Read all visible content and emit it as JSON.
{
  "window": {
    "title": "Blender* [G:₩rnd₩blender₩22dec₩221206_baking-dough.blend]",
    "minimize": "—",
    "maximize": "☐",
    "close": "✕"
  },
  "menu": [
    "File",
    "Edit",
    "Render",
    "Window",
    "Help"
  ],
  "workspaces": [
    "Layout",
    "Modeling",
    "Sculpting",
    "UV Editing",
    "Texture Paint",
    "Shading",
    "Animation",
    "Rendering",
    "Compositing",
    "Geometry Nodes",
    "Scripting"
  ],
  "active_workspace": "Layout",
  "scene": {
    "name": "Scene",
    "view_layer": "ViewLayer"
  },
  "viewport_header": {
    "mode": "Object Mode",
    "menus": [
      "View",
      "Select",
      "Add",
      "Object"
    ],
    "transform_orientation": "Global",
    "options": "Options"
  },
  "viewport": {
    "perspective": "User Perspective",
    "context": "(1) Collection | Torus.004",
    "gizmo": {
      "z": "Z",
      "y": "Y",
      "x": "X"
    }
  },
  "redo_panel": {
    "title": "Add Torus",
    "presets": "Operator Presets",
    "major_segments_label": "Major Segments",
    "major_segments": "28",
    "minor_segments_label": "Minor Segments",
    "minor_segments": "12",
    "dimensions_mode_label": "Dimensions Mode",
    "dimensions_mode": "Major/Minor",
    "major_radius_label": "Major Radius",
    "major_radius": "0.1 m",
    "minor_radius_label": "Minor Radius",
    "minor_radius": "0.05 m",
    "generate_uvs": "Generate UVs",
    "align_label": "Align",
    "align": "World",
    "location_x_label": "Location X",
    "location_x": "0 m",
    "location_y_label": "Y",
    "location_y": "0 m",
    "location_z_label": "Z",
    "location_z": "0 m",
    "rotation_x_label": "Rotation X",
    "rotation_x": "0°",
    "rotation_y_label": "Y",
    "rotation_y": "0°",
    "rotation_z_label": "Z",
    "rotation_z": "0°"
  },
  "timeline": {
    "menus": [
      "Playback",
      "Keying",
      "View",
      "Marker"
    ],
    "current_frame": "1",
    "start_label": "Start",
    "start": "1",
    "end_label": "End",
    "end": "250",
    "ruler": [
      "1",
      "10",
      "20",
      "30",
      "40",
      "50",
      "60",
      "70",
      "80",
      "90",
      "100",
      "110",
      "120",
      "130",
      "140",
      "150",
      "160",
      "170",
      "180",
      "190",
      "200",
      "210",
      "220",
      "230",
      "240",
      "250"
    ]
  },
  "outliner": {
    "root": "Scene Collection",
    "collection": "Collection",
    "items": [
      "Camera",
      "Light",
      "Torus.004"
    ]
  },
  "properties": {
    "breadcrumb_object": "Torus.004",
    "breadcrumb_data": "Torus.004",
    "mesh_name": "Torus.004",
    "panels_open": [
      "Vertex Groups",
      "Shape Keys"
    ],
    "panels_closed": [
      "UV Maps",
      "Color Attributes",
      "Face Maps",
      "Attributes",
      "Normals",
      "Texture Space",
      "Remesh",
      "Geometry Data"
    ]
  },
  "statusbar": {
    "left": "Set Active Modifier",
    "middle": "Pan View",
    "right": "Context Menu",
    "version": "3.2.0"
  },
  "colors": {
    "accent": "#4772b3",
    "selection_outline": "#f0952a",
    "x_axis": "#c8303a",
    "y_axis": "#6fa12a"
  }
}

**Exercise description**
Copy the data above in full, character for character.

**Result**
Read all visible content and emit it as JSON.
{
  "window": {
    "title": "Blender* [G:₩rnd₩blender₩22dec₩221206_baking-dough.blend]",
    "minimize": "—",
    "maximize": "☐",
    "close": "✕"
  },
  "menu": [
    "File",
    "Edit",
    "Render",
    "Window",
    "Help"
  ],
  "workspaces": [
    "Layout",
    "Modeling",
    "Sculpting",
    "UV Editing",
    "Texture Paint",
    "Shading",
    "Animation",
    "Rendering",
    "Compositing",
    "Geometry Nodes",
    "Scripting"
  ],
  "active_workspace": "Layout",
  "scene": {
    "name": "Scene",
    "view_layer": "ViewLayer"
  },
  "viewport_header": {
    "mode": "Object Mode",
    "menus": [
      "View",
      "Select",
      "Add",
      "Object"
    ],
    "transform_orientation": "Global",
    "options": "Options"
  },
  "viewport": {
    "perspective": "User Perspective",
    "context": "(1) Collection | Torus.004",
    "gizmo": {
      "z": "Z",
      "y": "Y",
      "x": "X"
    }
  },
  "redo_panel": {
    "title": "Add Torus",
    "presets": "Operator Presets",
    "major_segments_label": "Major Segments",
    "major_segments": "28",
    "minor_segments_label": "Minor Segments",
    "minor_segments": "12",
    "dimensions_mode_label": "Dimensions Mode",
    "dimensions_mode": "Major/Minor",
    "major_radius_label": "Major Radius",
    "major_radius": "0.1 m",
    "minor_radius_label": "Minor Radius",
    "minor_radius": "0.05 m",
    "generate_uvs": "Generate UVs",
    "align_label": "Align",
    "align": "World",
    "location_x_label": "Location X",
    "location_x": "0 m",
    "location_y_label": "Y",
    "location_y": "0 m",
    "location_z_label": "Z",
    "location_z": "0 m",
    "rotation_x_label": "Rotation X",
    "rotation_x": "0°",
    "rotation_y_label": "Y",
    "rotation_y": "0°",
    "rotation_z_label": "Z",
    "rotation_z": "0°"
  },
  "timeline": {
    "menus": [
      "Playback",
      "Keying",
      "View",
      "Marker"
    ],
    "current_frame": "1",
    "start_label": "Start",
    "start": "1",
    "end_label": "End",
    "end": "250",
    "ruler": [
      "1",
      "10",
      "20",
      "30",
      "40",
      "50",
      "60",
      "70",
      "80",
      "90",
      "100",
      "110",
      "120",
      "130",
      "140",
      "150",
      "160",
      "170",
      "180",
      "190",
      "200",
      "210",
      "220",
      "230",
      "240",
      "250"
    ]
  },
  "outliner": {
    "root": "Scene Collection",
    "collection": "Collection",
    "items": [
      "Camera",
      "Light",
      "Torus.004"
    ]
  },
  "properties": {
    "breadcrumb_object": "Torus.004",
    "breadcrumb_data": "Torus.004",
    "mesh_name": "Torus.004",
    "panels_open": [
      "Vertex Groups",
      "Shape Keys"
    ],
    "panels_closed": [
      "UV Maps",
      "Color Attributes",
      "Face Maps",
      "Attributes",
      "Normals",
      "Texture Space",
      "Remesh",
      "Geometry Data"
    ]
  },
  "statusbar": {
    "left": "Set Active Modifier",
    "middle": "Pan View",
    "right": "Context Menu",
    "version": "3.2.0"
  },
  "colors": {
    "accent": "#4772b3",
    "selection_outline": "#f0952a",
    "x_axis": "#c8303a",
    "y_axis": "#6fa12a"
  }
}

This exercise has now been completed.